=== MATERIAL PROVIDED ===
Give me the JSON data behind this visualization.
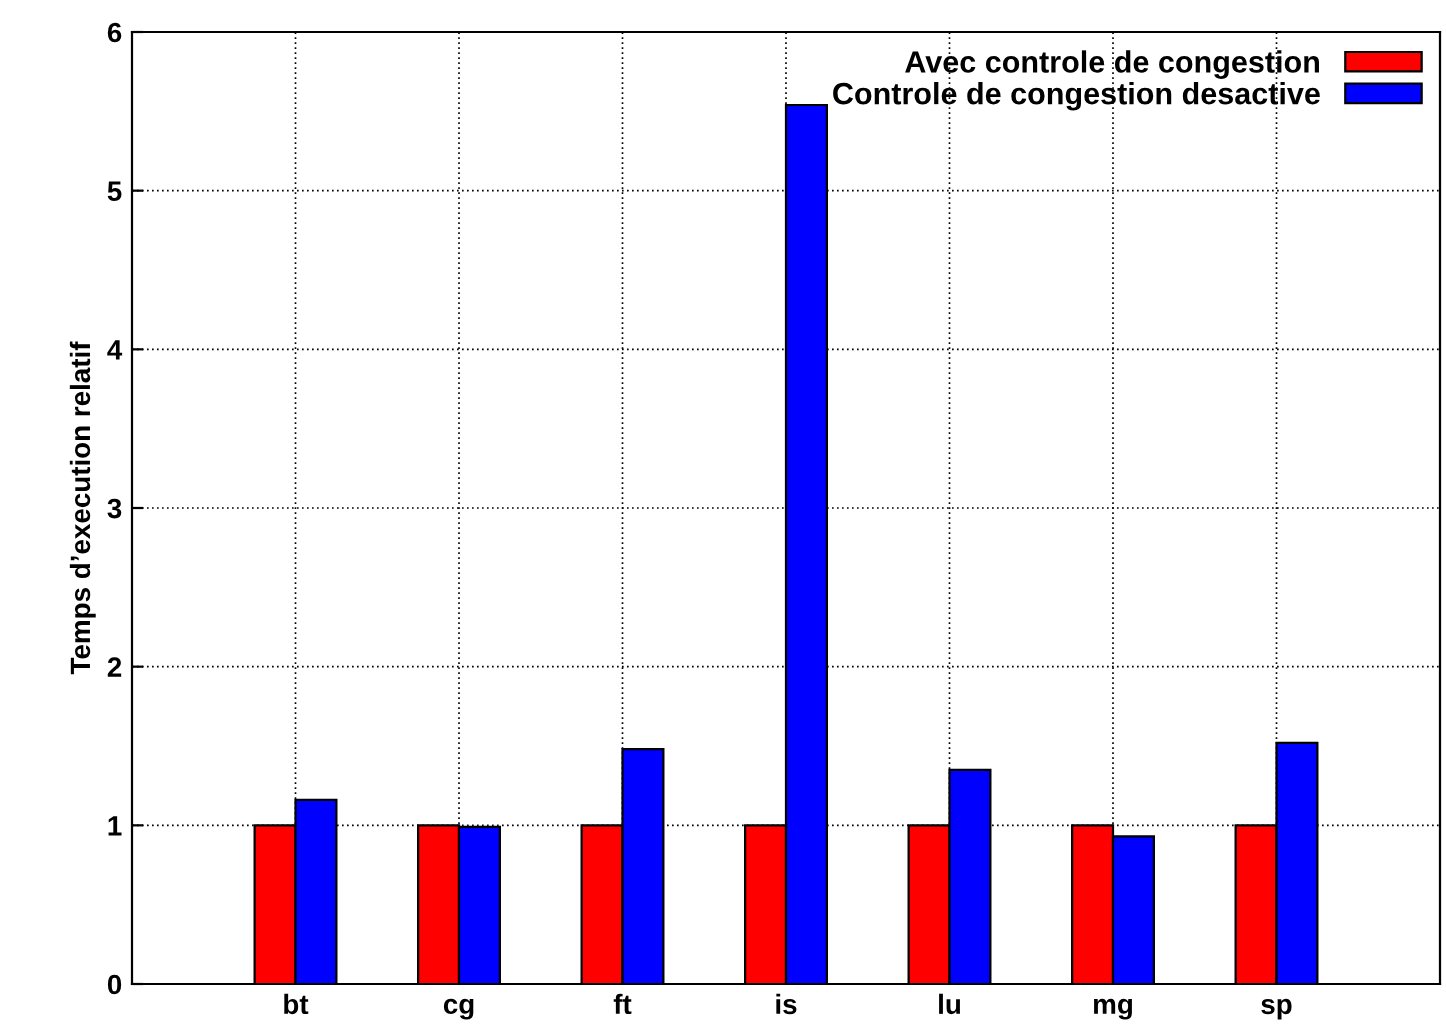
{
  "chart_data": {
    "type": "bar",
    "ylabel": "Temps d’execution relatif",
    "categories": [
      "bt",
      "cg",
      "ft",
      "is",
      "lu",
      "mg",
      "sp"
    ],
    "series": [
      {
        "name": "Avec controle de congestion",
        "color": "#ff0000",
        "values": [
          1,
          1,
          1,
          1,
          1,
          1,
          1
        ]
      },
      {
        "name": "Controle de congestion desactive",
        "color": "#0000ff",
        "values": [
          1.16,
          0.99,
          1.48,
          5.54,
          1.35,
          0.93,
          1.52
        ]
      }
    ],
    "ylim": [
      0,
      6
    ],
    "yticks": [
      0,
      1,
      2,
      3,
      4,
      5,
      6
    ],
    "grid": true,
    "legend": "top right"
  }
}
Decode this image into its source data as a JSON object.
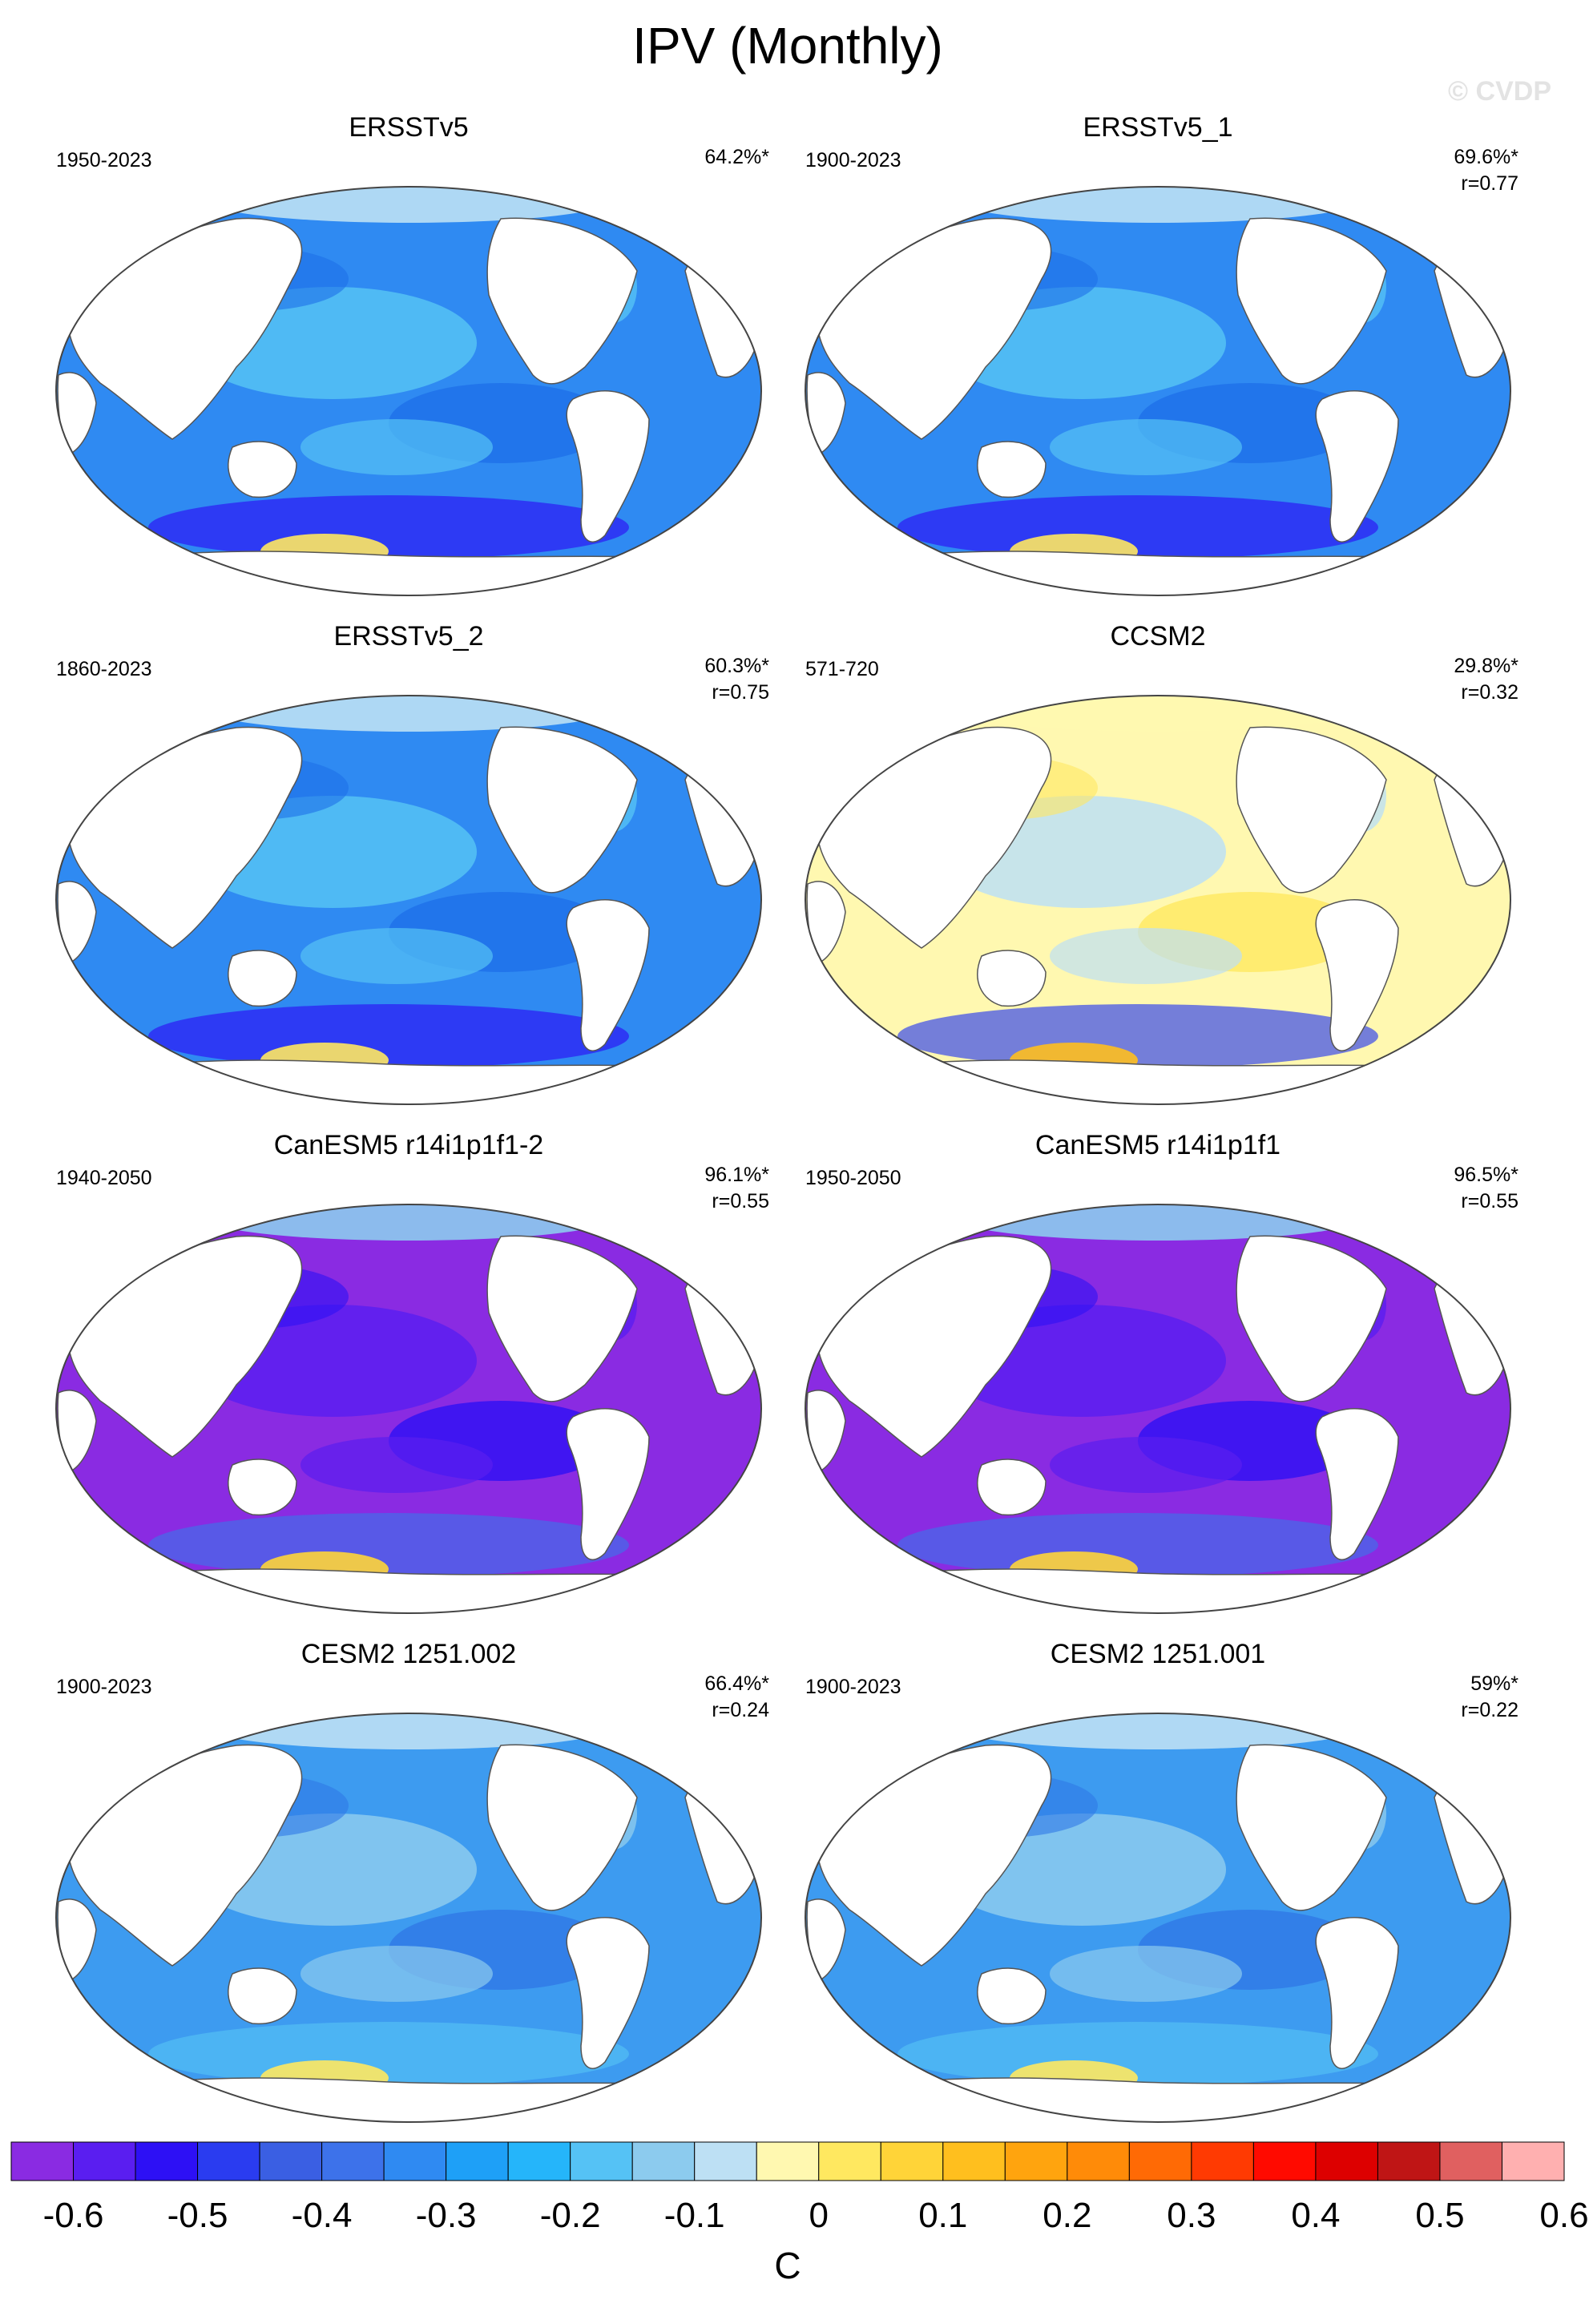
{
  "title": "IPV (Monthly)",
  "watermark": "© CVDP",
  "panels": [
    {
      "name": "ERSSTv5",
      "years": "1950-2023",
      "pct": "64.2%*",
      "r": "",
      "theme": "blue"
    },
    {
      "name": "ERSSTv5_1",
      "years": "1900-2023",
      "pct": "69.6%*",
      "r": "r=0.77",
      "theme": "blue"
    },
    {
      "name": "ERSSTv5_2",
      "years": "1860-2023",
      "pct": "60.3%*",
      "r": "r=0.75",
      "theme": "blue"
    },
    {
      "name": "CCSM2",
      "years": "571-720",
      "pct": "29.8%*",
      "r": "r=0.32",
      "theme": "yellow"
    },
    {
      "name": "CanESM5 r14i1p1f1-2",
      "years": "1940-2050",
      "pct": "96.1%*",
      "r": "r=0.55",
      "theme": "purple"
    },
    {
      "name": "CanESM5 r14i1p1f1",
      "years": "1950-2050",
      "pct": "96.5%*",
      "r": "r=0.55",
      "theme": "purple"
    },
    {
      "name": "CESM2 1251.002",
      "years": "1900-2023",
      "pct": "66.4%*",
      "r": "r=0.24",
      "theme": "lightblue"
    },
    {
      "name": "CESM2 1251.001",
      "years": "1900-2023",
      "pct": "59%*",
      "r": "r=0.22",
      "theme": "lightblue"
    }
  ],
  "colorbar": {
    "colors": [
      "#8a2be2",
      "#5a1ef0",
      "#2d10f5",
      "#2a3cf0",
      "#3a5fe3",
      "#3d72ea",
      "#2f8af2",
      "#1ea0f7",
      "#25b5fa",
      "#55c2f5",
      "#8ccbee",
      "#bde0f4",
      "#fff8b0",
      "#ffe860",
      "#ffd438",
      "#ffbf1e",
      "#ffa40e",
      "#ff8b08",
      "#ff6a05",
      "#ff3a02",
      "#ff0a00",
      "#dd0000",
      "#bf1515",
      "#e06060",
      "#ffb0b0"
    ],
    "ticks": [
      "-0.6",
      "-0.5",
      "-0.4",
      "-0.3",
      "-0.2",
      "-0.1",
      "0",
      "0.1",
      "0.2",
      "0.3",
      "0.4",
      "0.5",
      "0.6"
    ],
    "unit": "C"
  }
}
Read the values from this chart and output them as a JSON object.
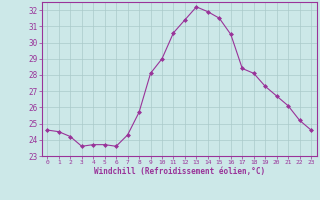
===
TASK OBJECTIVE:
Reproduce the records verbatim, omitting all images they contain.

ANSWER:
Give me the JSON data behind this visualization.
{
  "chart_data": {
    "type": "bar",
    "ylabel": "Temps d’execution relatif",
    "categories": [
      "bt",
      "cg",
      "ft",
      "is",
      "lu",
      "mg",
      "sp"
    ],
    "series": [
      {
        "name": "Avec controle de congestion",
        "color": "#ff0000",
        "values": [
          1,
          1,
          1,
          1,
          1,
          1,
          1
        ]
      },
      {
        "name": "Controle de congestion desactive",
        "color": "#0000ff",
        "values": [
          1.16,
          0.99,
          1.48,
          5.54,
          1.35,
          0.93,
          1.52
        ]
      }
    ],
    "ylim": [
      0,
      6
    ],
    "yticks": [
      0,
      1,
      2,
      3,
      4,
      5,
      6
    ],
    "grid": true,
    "legend": "top right"
  }
}
Decode this image into its source data as a JSON object.
{
  "title": "IPV (Monthly)",
  "watermark": "© CVDP",
  "panels": [
    {
      "name": "ERSSTv5",
      "years": "1950-2023",
      "pct": "64.2%*",
      "r": "",
      "theme": "blue"
    },
    {
      "name": "ERSSTv5_1",
      "years": "1900-2023",
      "pct": "69.6%*",
      "r": "r=0.77",
      "theme": "blue"
    },
    {
      "name": "ERSSTv5_2",
      "years": "1860-2023",
      "pct": "60.3%*",
      "r": "r=0.75",
      "theme": "blue"
    },
    {
      "name": "CCSM2",
      "years": "571-720",
      "pct": "29.8%*",
      "r": "r=0.32",
      "theme": "yellow"
    },
    {
      "name": "CanESM5 r14i1p1f1-2",
      "years": "1940-2050",
      "pct": "96.1%*",
      "r": "r=0.55",
      "theme": "purple"
    },
    {
      "name": "CanESM5 r14i1p1f1",
      "years": "1950-2050",
      "pct": "96.5%*",
      "r": "r=0.55",
      "theme": "purple"
    },
    {
      "name": "CESM2 1251.002",
      "years": "1900-2023",
      "pct": "66.4%*",
      "r": "r=0.24",
      "theme": "lightblue"
    },
    {
      "name": "CESM2 1251.001",
      "years": "1900-2023",
      "pct": "59%*",
      "r": "r=0.22",
      "theme": "lightblue"
    }
  ],
  "colorbar": {
    "colors": [
      "#8a2be2",
      "#5a1ef0",
      "#2d10f5",
      "#2a3cf0",
      "#3a5fe3",
      "#3d72ea",
      "#2f8af2",
      "#1ea0f7",
      "#25b5fa",
      "#55c2f5",
      "#8ccbee",
      "#bde0f4",
      "#fff8b0",
      "#ffe860",
      "#ffd438",
      "#ffbf1e",
      "#ffa40e",
      "#ff8b08",
      "#ff6a05",
      "#ff3a02",
      "#ff0a00",
      "#dd0000",
      "#bf1515",
      "#e06060",
      "#ffb0b0"
    ],
    "ticks": [
      "-0.6",
      "-0.5",
      "-0.4",
      "-0.3",
      "-0.2",
      "-0.1",
      "0",
      "0.1",
      "0.2",
      "0.3",
      "0.4",
      "0.5",
      "0.6"
    ],
    "unit": "C"
  }
}
Read the values from this chart and output them as a JSON object.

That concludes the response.